* **What you need to do**:
Copy out the data below word for word, starting with the line that contains "UI element localization: list" and ending with the line that contains "- candle-body[interactable]: [526, 237, 529, 239]", including both of those lines.

== Data shown ==

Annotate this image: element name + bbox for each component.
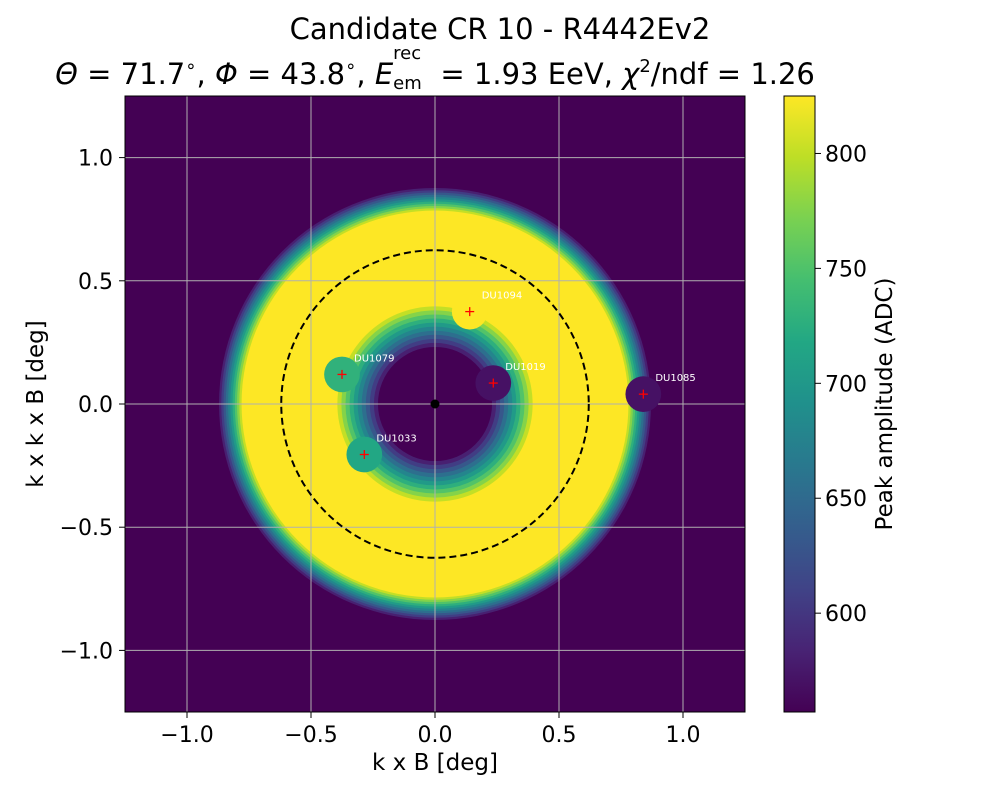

===
== Data shown ==

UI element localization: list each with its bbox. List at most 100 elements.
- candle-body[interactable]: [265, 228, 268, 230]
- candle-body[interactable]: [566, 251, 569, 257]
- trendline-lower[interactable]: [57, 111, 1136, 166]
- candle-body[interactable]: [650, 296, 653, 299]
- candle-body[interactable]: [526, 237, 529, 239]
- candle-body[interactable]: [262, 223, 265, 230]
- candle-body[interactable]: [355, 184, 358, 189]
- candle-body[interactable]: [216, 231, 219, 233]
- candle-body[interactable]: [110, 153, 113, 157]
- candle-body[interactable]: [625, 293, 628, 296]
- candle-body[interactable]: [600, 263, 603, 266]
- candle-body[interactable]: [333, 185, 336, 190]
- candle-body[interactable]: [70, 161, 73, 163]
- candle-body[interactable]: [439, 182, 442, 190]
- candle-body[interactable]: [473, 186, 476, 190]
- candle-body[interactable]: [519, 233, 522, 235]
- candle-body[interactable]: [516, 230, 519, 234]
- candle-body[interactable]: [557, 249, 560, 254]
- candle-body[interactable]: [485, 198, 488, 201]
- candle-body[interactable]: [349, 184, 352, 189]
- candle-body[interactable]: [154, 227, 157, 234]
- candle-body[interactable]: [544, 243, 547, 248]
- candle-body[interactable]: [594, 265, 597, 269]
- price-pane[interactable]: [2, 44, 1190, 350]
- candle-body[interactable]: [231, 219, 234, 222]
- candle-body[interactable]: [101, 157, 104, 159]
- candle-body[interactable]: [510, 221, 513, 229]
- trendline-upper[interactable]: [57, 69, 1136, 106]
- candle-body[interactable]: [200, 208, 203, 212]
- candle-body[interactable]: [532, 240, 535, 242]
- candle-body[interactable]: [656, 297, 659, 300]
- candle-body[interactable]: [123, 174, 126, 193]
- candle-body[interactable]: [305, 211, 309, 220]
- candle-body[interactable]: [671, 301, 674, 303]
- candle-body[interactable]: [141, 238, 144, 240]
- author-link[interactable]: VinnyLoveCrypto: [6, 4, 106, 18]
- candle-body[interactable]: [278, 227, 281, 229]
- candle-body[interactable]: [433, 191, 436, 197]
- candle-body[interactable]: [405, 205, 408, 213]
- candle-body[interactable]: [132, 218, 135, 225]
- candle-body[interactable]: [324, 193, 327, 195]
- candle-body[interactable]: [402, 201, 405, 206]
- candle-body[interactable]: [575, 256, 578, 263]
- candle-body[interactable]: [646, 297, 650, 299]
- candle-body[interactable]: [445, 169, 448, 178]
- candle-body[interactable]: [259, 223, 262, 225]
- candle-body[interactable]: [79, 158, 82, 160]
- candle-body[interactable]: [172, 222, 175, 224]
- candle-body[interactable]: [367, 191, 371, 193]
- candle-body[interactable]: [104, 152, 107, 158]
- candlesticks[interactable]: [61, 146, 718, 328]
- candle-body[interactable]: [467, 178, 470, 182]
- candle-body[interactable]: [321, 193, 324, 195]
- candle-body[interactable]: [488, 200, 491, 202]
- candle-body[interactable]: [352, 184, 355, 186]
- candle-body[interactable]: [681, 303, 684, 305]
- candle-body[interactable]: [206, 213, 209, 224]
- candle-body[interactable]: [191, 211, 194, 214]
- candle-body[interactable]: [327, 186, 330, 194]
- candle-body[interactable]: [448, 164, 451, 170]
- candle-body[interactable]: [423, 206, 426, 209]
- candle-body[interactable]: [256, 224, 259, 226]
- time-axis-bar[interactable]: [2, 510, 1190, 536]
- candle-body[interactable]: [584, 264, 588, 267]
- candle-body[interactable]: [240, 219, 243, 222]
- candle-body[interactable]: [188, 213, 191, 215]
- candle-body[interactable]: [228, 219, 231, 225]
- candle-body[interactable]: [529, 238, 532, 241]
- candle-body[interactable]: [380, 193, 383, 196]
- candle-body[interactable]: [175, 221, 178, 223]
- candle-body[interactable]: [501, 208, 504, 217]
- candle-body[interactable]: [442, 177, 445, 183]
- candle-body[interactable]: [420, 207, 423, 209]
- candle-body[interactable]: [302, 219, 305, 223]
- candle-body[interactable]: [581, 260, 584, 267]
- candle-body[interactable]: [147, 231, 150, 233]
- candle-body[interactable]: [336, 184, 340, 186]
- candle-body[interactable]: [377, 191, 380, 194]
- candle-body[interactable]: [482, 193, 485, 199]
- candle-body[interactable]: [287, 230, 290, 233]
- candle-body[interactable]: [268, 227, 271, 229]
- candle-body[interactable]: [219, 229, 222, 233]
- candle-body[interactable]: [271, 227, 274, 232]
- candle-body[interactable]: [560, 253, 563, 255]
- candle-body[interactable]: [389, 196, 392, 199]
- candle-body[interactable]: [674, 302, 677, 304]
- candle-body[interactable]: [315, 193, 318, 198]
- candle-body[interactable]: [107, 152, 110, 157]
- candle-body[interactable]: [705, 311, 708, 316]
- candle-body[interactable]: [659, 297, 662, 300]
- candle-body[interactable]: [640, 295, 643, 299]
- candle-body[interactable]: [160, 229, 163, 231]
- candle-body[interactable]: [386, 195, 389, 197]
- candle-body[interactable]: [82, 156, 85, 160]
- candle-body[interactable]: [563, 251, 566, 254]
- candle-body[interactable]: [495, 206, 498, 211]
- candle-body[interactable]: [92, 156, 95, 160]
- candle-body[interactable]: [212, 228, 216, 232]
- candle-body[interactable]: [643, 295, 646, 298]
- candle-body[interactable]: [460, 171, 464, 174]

===

* **Solution**:
UI element localization: list each with its bbox. List at most 100 elements.
- candle-body[interactable]: [265, 228, 268, 230]
- candle-body[interactable]: [566, 251, 569, 257]
- trendline-lower[interactable]: [57, 111, 1136, 166]
- candle-body[interactable]: [650, 296, 653, 299]
- candle-body[interactable]: [526, 237, 529, 239]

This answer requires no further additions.